▸ Goal
Pick every line from the data that holds the word "without".
═══
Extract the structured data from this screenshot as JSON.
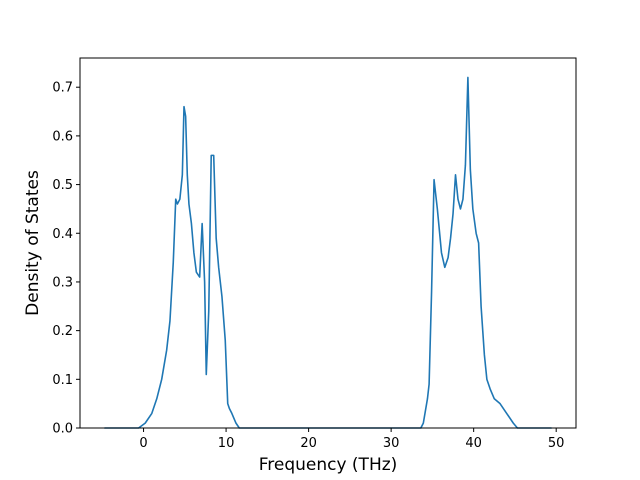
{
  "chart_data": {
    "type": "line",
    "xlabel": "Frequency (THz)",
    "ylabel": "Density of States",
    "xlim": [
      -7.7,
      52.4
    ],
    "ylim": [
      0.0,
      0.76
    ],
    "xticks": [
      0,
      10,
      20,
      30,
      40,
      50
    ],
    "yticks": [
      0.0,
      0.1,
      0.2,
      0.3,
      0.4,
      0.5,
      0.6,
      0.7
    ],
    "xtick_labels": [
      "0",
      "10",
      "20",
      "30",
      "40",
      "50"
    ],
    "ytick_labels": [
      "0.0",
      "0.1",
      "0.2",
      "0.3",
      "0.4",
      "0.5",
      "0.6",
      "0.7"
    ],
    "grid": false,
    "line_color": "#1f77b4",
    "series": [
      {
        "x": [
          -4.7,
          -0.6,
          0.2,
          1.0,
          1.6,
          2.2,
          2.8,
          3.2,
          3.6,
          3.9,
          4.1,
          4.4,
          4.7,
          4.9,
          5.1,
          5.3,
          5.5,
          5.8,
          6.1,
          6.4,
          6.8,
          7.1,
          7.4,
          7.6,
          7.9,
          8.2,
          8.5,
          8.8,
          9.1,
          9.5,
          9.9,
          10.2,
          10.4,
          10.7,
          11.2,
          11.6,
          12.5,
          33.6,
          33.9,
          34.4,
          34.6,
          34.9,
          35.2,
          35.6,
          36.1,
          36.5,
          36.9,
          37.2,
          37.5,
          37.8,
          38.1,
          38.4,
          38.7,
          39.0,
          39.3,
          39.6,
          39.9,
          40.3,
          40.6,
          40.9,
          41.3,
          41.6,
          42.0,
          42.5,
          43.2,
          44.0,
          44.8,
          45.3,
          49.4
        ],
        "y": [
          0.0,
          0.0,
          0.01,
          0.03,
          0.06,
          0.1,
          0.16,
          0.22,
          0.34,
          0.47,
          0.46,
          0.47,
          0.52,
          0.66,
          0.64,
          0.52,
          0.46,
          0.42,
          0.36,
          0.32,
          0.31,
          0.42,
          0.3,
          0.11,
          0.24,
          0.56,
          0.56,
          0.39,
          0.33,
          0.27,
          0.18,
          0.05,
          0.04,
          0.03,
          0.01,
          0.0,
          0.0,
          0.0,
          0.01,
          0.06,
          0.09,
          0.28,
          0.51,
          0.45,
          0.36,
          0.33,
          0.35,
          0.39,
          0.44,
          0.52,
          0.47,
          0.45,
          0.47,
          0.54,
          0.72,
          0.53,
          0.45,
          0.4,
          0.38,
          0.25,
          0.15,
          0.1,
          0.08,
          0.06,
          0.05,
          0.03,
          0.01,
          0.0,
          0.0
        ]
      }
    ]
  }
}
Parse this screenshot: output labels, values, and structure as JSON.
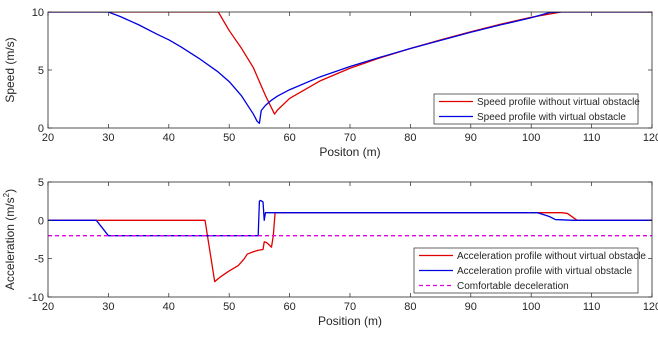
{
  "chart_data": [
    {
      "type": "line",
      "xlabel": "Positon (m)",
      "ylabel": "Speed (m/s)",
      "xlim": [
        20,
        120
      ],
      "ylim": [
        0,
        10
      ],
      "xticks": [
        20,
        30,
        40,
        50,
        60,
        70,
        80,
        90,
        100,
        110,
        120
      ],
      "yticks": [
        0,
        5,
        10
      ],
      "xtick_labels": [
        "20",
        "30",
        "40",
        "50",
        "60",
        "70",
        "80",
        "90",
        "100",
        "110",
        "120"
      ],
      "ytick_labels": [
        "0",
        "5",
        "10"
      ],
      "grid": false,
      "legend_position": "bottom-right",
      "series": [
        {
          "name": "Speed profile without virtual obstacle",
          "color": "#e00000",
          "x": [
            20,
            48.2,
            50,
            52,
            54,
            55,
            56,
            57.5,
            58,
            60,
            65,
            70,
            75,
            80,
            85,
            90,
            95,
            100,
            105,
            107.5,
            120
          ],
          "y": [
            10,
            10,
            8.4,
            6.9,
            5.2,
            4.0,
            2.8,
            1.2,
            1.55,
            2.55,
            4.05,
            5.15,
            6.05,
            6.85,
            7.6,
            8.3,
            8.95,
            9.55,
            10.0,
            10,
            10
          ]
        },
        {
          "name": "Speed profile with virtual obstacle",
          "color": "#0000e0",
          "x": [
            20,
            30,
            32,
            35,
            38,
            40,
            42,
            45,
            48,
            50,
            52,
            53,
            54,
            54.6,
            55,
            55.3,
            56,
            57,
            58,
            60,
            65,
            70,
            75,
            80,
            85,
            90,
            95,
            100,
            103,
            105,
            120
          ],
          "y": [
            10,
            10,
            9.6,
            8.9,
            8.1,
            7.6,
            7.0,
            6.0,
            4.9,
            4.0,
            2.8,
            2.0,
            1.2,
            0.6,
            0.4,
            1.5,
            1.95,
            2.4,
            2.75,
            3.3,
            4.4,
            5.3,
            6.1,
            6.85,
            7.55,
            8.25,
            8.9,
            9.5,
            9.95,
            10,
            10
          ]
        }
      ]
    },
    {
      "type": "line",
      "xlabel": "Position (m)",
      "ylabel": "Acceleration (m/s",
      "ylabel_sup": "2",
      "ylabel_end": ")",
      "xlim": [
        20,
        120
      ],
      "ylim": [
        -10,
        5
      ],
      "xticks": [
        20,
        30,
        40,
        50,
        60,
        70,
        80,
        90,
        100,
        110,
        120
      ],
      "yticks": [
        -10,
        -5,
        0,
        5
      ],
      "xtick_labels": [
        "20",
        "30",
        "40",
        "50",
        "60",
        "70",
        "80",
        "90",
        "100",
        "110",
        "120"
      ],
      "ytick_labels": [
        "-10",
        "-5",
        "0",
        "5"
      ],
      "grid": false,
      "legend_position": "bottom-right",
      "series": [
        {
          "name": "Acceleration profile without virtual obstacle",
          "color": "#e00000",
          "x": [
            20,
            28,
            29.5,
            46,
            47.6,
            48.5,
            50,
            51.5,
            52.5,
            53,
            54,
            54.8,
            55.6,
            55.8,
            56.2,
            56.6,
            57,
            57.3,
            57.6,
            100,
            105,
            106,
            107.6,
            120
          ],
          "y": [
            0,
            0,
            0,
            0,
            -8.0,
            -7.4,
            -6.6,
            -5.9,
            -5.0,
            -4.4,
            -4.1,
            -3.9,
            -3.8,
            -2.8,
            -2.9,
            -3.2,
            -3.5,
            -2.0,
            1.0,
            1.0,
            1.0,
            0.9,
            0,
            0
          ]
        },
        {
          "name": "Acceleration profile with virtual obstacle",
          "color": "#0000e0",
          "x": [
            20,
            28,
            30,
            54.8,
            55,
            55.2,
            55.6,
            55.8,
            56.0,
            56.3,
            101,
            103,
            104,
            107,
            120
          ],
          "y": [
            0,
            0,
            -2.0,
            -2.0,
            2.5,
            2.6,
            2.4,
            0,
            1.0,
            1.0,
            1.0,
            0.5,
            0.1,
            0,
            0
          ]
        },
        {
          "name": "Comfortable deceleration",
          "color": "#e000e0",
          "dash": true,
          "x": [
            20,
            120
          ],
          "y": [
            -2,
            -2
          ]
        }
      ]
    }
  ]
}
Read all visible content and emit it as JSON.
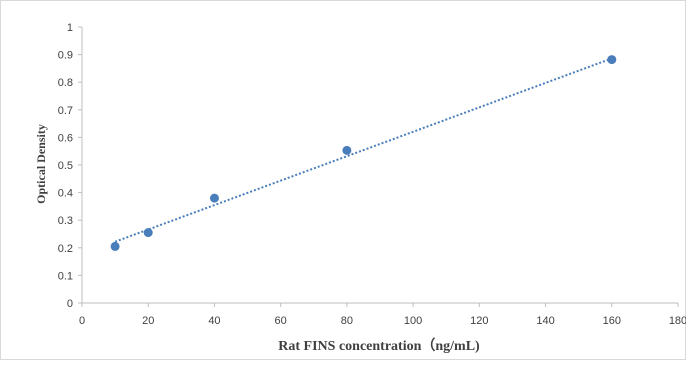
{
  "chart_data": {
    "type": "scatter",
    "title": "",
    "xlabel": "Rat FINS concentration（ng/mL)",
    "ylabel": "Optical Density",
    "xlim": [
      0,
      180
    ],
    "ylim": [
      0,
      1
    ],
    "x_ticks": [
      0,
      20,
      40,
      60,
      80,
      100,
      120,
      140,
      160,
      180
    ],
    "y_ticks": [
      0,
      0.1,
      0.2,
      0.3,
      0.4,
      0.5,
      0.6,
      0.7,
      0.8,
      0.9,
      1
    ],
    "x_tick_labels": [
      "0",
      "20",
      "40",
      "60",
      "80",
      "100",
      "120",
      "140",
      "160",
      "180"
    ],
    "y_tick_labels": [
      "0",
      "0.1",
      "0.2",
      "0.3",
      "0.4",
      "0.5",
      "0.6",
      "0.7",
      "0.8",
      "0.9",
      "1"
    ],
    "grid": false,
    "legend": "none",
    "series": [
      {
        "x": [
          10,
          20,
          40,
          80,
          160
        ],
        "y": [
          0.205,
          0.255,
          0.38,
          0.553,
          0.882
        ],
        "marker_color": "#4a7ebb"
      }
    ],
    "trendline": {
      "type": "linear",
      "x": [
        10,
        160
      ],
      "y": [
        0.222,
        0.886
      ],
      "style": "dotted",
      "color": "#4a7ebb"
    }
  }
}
═══
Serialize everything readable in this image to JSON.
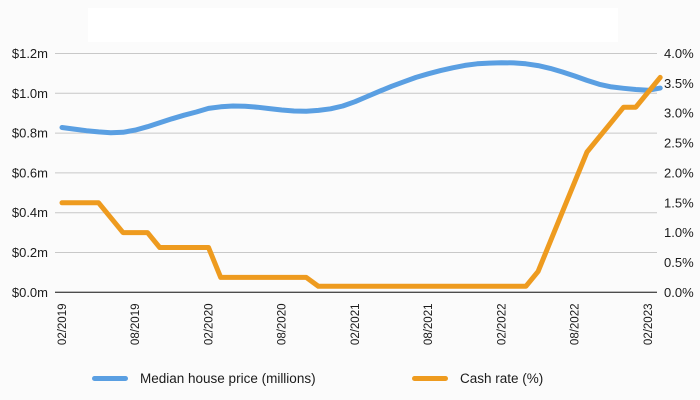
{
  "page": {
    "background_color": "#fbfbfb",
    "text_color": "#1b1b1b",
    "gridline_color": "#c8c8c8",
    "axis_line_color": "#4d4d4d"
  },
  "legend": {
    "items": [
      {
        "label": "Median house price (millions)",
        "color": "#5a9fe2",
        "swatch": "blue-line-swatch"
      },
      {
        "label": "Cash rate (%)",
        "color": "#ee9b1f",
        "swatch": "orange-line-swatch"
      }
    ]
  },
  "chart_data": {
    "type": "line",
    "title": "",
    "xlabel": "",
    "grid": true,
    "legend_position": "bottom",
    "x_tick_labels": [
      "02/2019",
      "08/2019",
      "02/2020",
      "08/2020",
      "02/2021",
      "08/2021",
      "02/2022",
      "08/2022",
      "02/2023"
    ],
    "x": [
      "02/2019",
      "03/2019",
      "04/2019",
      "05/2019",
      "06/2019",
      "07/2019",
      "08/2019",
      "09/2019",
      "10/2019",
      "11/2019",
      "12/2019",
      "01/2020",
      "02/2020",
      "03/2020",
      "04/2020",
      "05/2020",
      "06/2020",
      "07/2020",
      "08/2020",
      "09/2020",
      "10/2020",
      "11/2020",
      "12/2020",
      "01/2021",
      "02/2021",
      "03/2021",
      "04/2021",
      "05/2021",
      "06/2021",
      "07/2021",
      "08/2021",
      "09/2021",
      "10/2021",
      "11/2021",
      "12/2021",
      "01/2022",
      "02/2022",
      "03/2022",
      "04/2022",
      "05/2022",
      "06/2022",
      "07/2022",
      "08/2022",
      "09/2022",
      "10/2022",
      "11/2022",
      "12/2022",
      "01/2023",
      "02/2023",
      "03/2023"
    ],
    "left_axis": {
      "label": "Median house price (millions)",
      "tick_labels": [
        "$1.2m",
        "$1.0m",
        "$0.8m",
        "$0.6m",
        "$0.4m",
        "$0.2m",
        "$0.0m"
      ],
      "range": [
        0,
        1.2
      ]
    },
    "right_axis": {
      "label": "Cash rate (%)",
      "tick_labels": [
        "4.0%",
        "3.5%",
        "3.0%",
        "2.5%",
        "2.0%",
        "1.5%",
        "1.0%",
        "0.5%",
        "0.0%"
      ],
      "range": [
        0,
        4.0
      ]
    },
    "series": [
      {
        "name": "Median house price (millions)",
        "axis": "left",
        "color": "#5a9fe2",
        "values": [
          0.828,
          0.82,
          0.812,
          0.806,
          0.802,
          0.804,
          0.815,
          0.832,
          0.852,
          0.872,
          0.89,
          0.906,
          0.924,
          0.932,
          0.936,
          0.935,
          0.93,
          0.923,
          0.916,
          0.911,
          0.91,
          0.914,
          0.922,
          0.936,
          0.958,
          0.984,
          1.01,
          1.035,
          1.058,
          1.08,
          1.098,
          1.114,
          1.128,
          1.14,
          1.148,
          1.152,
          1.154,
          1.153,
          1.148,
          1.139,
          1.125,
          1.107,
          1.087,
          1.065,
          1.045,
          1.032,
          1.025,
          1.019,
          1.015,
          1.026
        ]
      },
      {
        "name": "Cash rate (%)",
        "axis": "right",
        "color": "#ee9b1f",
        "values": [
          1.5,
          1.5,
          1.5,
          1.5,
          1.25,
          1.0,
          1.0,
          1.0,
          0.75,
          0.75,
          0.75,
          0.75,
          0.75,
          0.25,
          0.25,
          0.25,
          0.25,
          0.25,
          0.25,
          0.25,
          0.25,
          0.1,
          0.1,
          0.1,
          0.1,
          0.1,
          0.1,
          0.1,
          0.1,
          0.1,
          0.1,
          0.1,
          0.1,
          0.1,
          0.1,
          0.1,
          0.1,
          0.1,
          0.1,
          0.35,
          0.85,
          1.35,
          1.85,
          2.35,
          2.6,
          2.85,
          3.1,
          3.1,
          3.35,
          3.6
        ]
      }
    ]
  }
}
═══
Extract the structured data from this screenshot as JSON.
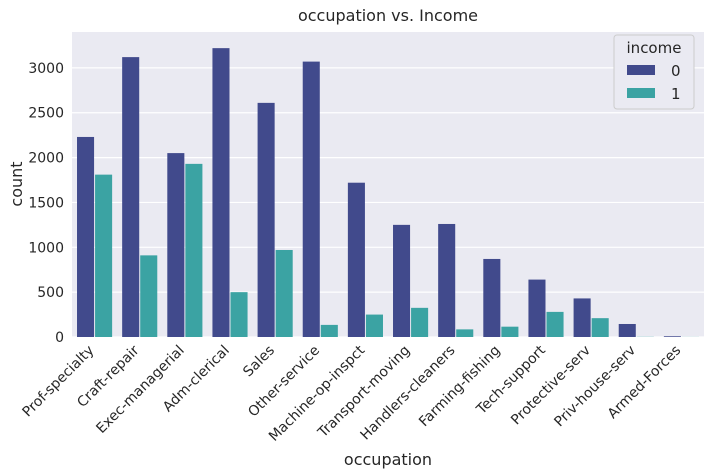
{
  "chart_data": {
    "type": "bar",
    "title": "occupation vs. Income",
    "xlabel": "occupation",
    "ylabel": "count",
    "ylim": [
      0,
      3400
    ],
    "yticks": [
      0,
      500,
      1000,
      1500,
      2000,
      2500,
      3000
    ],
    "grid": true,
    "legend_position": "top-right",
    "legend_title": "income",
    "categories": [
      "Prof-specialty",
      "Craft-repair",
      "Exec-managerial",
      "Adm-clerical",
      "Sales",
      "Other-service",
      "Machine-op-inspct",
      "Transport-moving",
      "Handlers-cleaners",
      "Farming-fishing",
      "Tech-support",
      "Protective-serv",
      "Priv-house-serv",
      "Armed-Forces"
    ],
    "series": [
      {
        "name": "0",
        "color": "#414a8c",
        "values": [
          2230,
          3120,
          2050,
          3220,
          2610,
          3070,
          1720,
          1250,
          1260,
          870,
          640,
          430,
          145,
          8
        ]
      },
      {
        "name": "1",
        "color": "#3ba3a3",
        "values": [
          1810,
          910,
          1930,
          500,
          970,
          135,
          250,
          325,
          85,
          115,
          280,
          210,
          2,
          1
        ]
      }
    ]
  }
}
═══
▸ Result
          "name": "Speed profile without virtual obstacle",
          "name": "Acceleration profile without virtual obstacle",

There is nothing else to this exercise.